>>>

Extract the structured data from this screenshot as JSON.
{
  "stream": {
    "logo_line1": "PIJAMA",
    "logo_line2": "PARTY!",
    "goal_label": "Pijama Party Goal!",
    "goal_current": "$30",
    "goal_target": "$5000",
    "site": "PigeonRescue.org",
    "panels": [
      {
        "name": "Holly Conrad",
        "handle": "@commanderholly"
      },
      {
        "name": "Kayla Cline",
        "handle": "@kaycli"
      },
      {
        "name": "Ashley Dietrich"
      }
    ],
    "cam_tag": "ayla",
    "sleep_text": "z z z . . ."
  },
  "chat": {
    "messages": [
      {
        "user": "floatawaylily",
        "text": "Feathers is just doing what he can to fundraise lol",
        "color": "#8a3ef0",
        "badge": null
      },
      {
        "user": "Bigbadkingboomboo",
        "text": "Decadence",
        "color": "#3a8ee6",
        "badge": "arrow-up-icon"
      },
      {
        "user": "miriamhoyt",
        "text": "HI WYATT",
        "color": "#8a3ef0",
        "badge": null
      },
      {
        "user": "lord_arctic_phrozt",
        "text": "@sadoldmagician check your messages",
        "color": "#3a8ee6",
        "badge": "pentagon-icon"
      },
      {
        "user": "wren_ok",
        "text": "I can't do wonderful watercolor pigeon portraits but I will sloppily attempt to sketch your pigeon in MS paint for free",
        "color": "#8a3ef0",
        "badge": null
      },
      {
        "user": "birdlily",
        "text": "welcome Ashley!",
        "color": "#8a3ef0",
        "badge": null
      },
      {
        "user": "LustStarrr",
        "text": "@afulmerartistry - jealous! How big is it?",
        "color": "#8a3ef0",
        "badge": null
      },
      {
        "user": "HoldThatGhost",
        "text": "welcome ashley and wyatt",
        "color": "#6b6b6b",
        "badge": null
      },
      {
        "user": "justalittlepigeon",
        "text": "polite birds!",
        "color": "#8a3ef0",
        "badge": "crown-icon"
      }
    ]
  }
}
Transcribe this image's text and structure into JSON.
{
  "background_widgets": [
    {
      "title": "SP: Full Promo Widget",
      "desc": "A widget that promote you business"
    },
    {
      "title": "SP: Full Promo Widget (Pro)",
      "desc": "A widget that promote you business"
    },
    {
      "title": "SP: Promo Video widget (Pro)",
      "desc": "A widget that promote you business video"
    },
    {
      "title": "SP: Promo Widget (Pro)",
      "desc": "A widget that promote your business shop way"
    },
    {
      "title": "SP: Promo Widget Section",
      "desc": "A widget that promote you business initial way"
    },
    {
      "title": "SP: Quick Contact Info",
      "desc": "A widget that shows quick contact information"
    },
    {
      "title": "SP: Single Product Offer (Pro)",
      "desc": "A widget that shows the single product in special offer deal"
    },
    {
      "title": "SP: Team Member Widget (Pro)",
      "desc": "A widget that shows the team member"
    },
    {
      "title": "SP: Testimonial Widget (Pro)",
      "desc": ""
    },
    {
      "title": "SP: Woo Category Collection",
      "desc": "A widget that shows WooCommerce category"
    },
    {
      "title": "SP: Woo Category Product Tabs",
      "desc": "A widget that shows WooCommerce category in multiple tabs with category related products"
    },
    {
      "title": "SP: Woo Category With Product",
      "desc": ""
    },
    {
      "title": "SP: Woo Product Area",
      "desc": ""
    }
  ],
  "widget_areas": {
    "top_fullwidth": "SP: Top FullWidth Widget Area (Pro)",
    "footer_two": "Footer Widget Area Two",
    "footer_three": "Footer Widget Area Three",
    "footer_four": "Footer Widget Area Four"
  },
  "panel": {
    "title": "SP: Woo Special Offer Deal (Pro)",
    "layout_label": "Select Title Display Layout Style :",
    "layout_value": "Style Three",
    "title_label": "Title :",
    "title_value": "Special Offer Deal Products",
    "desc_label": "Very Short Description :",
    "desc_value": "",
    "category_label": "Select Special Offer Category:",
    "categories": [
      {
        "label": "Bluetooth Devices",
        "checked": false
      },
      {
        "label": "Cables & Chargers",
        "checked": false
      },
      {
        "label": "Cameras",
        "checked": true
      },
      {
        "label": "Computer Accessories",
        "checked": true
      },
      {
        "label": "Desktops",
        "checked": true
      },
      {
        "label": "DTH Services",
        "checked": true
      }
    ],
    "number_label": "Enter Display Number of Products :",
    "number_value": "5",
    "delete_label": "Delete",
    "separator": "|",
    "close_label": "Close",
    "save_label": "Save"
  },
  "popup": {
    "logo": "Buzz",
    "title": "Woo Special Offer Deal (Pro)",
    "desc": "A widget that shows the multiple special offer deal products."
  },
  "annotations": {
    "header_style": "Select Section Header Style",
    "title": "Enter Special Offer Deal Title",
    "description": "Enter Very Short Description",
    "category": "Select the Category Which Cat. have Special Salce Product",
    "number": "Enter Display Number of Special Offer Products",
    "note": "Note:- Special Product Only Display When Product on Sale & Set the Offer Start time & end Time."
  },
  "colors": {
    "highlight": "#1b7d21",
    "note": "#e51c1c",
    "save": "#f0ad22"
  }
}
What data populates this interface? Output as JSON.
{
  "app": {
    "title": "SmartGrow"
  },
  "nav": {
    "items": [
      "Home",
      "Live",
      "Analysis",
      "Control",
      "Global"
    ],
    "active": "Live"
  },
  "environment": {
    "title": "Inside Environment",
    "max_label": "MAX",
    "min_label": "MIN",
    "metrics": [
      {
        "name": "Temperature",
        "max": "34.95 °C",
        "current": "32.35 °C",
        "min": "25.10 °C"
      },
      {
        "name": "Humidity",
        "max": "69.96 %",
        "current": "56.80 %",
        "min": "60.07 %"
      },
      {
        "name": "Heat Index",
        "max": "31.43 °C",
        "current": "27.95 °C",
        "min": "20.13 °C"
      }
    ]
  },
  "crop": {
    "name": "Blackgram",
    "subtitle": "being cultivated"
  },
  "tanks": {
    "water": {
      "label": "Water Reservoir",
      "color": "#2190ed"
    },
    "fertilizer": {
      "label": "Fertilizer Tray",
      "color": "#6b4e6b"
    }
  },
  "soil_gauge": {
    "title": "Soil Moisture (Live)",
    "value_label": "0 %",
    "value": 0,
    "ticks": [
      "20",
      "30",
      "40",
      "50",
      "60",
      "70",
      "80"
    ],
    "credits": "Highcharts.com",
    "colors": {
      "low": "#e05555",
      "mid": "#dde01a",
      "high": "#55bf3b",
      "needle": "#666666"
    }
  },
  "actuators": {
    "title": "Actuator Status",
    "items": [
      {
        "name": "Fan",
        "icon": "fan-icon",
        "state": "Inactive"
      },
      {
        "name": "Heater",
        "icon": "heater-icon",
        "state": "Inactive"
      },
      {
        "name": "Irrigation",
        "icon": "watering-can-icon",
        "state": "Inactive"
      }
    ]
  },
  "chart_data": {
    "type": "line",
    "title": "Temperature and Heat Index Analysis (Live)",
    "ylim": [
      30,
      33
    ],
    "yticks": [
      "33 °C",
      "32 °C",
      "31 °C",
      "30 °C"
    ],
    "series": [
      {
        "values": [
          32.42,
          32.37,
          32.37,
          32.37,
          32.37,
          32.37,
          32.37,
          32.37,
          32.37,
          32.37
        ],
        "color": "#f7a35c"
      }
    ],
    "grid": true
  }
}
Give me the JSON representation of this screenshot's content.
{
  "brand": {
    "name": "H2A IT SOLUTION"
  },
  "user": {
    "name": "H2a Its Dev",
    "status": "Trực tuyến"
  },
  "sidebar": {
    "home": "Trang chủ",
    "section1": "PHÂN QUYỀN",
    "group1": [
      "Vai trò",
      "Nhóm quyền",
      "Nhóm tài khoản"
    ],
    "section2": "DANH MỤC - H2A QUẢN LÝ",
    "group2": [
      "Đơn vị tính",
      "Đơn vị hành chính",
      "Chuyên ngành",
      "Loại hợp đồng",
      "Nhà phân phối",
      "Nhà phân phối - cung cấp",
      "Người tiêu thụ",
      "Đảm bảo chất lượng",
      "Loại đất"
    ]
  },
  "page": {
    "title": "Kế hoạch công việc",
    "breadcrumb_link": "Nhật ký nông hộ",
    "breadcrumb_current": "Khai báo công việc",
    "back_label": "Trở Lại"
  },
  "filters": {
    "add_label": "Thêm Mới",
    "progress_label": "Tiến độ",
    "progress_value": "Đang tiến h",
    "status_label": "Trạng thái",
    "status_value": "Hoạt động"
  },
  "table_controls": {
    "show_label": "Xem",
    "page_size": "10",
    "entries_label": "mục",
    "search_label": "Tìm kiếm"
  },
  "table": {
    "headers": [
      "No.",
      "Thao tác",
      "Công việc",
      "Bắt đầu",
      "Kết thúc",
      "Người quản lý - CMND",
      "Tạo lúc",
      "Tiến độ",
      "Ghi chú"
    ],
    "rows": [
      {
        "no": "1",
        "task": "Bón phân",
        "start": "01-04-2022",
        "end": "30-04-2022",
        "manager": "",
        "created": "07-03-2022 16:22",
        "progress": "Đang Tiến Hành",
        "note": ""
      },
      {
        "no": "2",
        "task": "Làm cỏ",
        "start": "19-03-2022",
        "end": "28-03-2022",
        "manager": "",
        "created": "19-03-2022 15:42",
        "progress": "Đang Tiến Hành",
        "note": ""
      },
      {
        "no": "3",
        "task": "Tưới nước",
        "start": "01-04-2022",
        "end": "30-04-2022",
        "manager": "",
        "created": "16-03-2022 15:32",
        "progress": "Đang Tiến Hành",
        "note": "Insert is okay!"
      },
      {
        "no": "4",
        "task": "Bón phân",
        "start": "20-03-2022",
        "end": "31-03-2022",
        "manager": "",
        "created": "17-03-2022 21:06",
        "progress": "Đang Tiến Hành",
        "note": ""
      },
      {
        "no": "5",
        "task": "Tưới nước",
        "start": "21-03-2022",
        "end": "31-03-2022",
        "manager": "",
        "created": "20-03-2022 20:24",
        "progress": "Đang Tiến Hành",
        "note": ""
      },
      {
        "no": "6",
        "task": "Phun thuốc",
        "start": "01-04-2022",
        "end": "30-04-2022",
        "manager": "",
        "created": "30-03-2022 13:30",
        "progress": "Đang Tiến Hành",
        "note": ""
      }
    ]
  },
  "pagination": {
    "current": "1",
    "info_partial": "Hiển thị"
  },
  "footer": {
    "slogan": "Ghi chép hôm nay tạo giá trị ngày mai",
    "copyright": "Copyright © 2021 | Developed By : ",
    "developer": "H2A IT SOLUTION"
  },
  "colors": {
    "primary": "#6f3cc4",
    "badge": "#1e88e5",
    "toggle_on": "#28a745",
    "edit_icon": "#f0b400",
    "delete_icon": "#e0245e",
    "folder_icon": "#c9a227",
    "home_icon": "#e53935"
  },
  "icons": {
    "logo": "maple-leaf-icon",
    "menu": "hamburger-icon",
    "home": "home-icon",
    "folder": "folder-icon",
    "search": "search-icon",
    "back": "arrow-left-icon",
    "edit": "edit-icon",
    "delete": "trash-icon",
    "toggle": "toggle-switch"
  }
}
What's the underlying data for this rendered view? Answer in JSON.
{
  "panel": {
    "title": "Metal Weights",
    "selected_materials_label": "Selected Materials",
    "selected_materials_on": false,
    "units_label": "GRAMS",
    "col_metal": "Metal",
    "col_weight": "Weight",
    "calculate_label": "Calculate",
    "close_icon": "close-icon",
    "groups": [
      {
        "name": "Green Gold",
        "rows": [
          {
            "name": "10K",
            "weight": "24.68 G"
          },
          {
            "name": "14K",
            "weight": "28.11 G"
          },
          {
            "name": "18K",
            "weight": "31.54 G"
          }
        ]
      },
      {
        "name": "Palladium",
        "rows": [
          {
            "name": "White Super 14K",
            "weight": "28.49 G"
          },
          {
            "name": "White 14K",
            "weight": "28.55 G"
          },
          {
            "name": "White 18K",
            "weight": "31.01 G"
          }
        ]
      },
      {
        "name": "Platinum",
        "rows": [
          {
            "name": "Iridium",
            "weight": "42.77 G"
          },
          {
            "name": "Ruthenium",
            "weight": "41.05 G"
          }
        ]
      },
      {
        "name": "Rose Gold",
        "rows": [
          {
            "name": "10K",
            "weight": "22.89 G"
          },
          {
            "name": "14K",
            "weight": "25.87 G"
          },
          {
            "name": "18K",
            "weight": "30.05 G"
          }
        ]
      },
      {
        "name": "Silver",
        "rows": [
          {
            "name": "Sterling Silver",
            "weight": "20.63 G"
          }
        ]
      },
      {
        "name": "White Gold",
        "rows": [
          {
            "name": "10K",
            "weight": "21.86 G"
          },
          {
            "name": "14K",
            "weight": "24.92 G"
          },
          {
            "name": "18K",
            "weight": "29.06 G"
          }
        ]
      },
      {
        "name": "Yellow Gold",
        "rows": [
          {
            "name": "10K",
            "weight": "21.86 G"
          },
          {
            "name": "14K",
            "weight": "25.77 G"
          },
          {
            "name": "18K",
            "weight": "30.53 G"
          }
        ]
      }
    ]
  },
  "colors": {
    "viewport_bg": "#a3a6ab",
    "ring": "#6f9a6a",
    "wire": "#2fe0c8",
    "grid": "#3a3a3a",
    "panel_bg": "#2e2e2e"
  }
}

<<<

◆ Exercise ◆
Determine how many lines of the listing above include the word "screenshot", and report that number only.

◆ Solution below ◆
2